(THE REQUEST): A line counts if it contains the word "Enseigne" at least once. State how many such lines the records contain, giving the number alone.

(Data excerpts):
====

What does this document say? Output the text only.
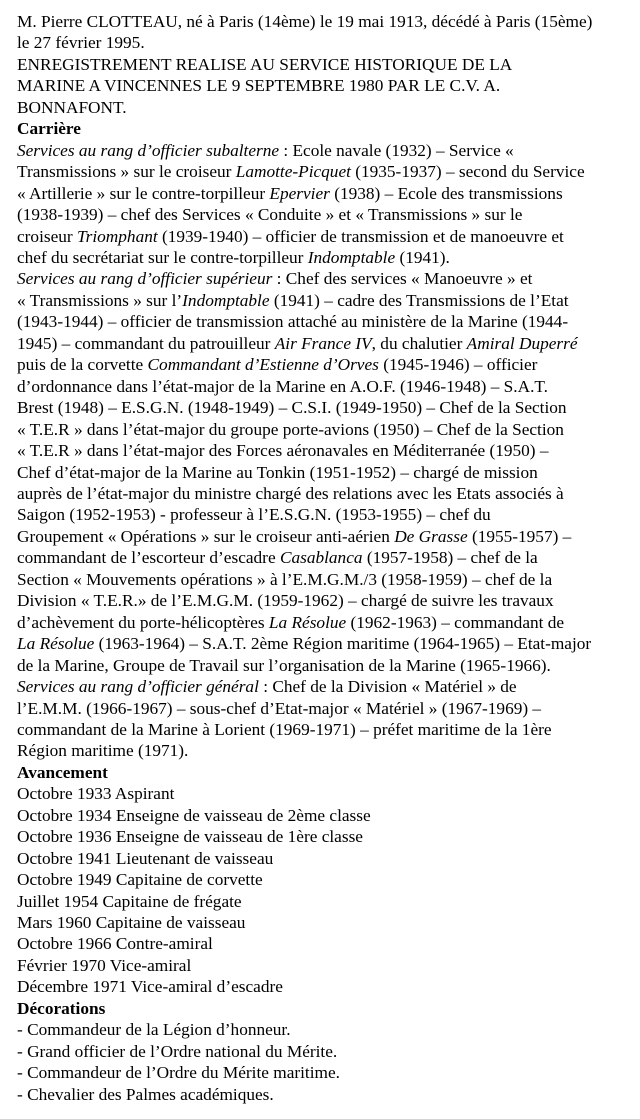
M. Pierre CLOTTEAU, né à Paris (14ème) le 19 mai 1913, décédé à Paris (15ème)
le 27 février 1995.
ENREGISTREMENT REALISE AU SERVICE HISTORIQUE DE LA
MARINE A VINCENNES LE 9 SEPTEMBRE 1980 PAR LE C.V. A.
BONNAFONT.
Carrière
Services au rang d’officier subalterne : Ecole navale (1932) – Service «
Transmissions » sur le croiseur Lamotte-Picquet (1935-1937) – second du Service
« Artillerie » sur le contre-torpilleur Epervier (1938) – Ecole des transmissions
(1938-1939) – chef des Services « Conduite » et « Transmissions » sur le
croiseur Triomphant (1939-1940) – officier de transmission et de manoeuvre et
chef du secrétariat sur le contre-torpilleur Indomptable (1941).
Services au rang d’officier supérieur : Chef des services « Manoeuvre » et
« Transmissions » sur l’Indomptable (1941) – cadre des Transmissions de l’Etat
(1943-1944) – officier de transmission attaché au ministère de la Marine (1944-
1945) – commandant du patrouilleur Air France IV, du chalutier Amiral Duperré
puis de la corvette Commandant d’Estienne d’Orves (1945-1946) – officier
d’ordonnance dans l’état-major de la Marine en A.O.F. (1946-1948) – S.A.T.
Brest (1948) – E.S.G.N. (1948-1949) – C.S.I. (1949-1950) – Chef de la Section
« T.E.R » dans l’état-major du groupe porte-avions (1950) – Chef de la Section
« T.E.R » dans l’état-major des Forces aéronavales en Méditerranée (1950) –
Chef d’état-major de la Marine au Tonkin (1951-1952) – chargé de mission
auprès de l’état-major du ministre chargé des relations avec les Etats associés à
Saigon (1952-1953) - professeur à l’E.S.G.N. (1953-1955) – chef du
Groupement « Opérations » sur le croiseur anti-aérien De Grasse (1955-1957) –
commandant de l’escorteur d’escadre Casablanca (1957-1958) – chef de la
Section « Mouvements opérations » à l’E.M.G.M./3 (1958-1959) – chef de la
Division « T.E.R.» de l’E.M.G.M. (1959-1962) – chargé de suivre les travaux
d’achèvement du porte-hélicoptères La Résolue (1962-1963) – commandant de
La Résolue (1963-1964) – S.A.T. 2ème Région maritime (1964-1965) – Etat-major
de la Marine, Groupe de Travail sur l’organisation de la Marine (1965-1966).
Services au rang d’officier général : Chef de la Division « Matériel » de
l’E.M.M. (1966-1967) – sous-chef d’Etat-major « Matériel » (1967-1969) –
commandant de la Marine à Lorient (1969-1971) – préfet maritime de la 1ère
Région maritime (1971).
Avancement
Octobre 1933 Aspirant
Octobre 1934 Enseigne de vaisseau de 2ème classe
Octobre 1936 Enseigne de vaisseau de 1ère classe
Octobre 1941 Lieutenant de vaisseau
Octobre 1949 Capitaine de corvette
Juillet 1954 Capitaine de frégate
Mars 1960 Capitaine de vaisseau
Octobre 1966 Contre-amiral
Février 1970 Vice-amiral
Décembre 1971 Vice-amiral d’escadre
Décorations
- Commandeur de la Légion d’honneur.
- Grand officier de l’Ordre national du Mérite.
- Commandeur de l’Ordre du Mérite maritime.
- Chevalier des Palmes académiques.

====

(WRITTEN ANSWER): 2